Records contained in a dataset
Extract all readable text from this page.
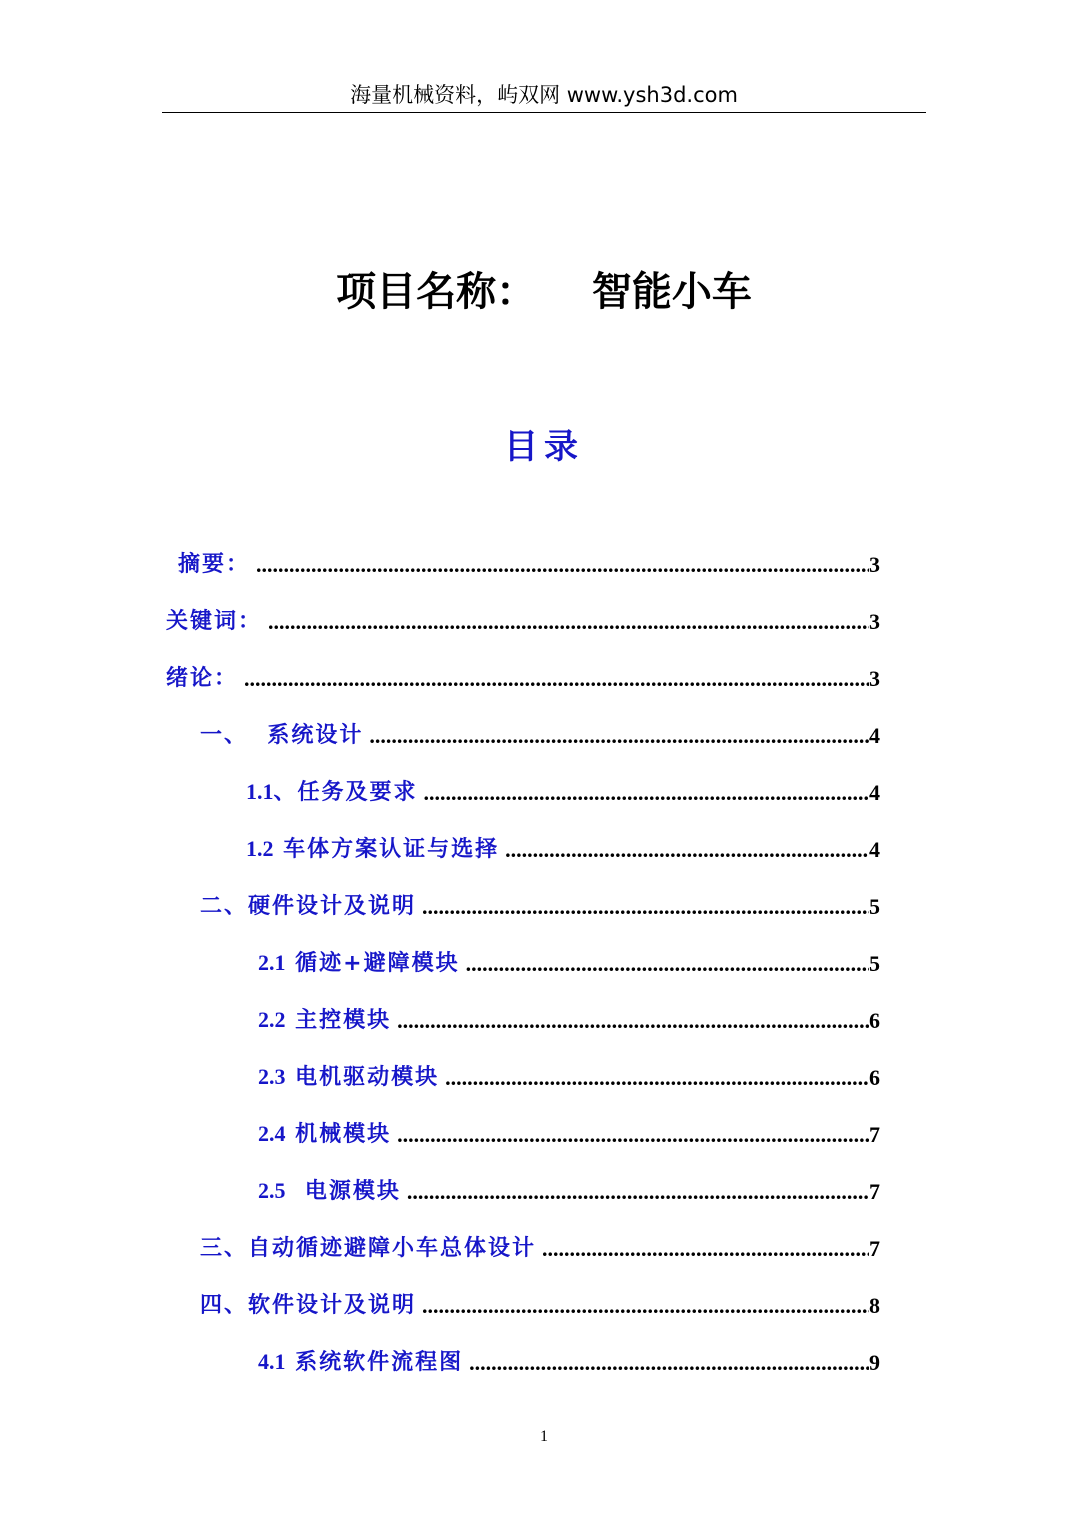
海量机械资料，屿双网 www.ysh3d.com
项目名称： 智能小车
目录
摘要： .....	3
关键词： .....	3
绪论： .....	3
一、  系统设计 .....	4
1.1、任务及要求 .....	4
1.2 车体方案认证与选择 .....	4
二、硬件设计及说明 .....	5
2.1 循迹+避障模块 .....	5
2.2 主控模块 .....	6
2.3 电机驱动模块 .....	6
2.4 机械模块 .....	7
2.5  电源模块 .....	7
三、自动循迹避障小车总体设计 .....	7
四、软件设计及说明 .....	8
4.1 系统软件流程图 .....	9
1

## Required task
Repeat the preceding records precisely, and leave every picture out of the copy.

## Solution for this task
Extract all readable text from this page.
海量机械资料，屿双网 www.ysh3d.com
项目名称： 智能小车
目录
摘要： .....	3
关键词： .....	3
绪论： .....	3
一、  系统设计 .....	4
1.1、任务及要求 .....	4
1.2 车体方案认证与选择 .....	4
二、硬件设计及说明 .....	5
2.1 循迹+避障模块 .....	5
2.2 主控模块 .....	6
2.3 电机驱动模块 .....	6
2.4 机械模块 .....	7
2.5  电源模块 .....	7
三、自动循迹避障小车总体设计 .....	7
四、软件设计及说明 .....	8
4.1 系统软件流程图 .....	9
1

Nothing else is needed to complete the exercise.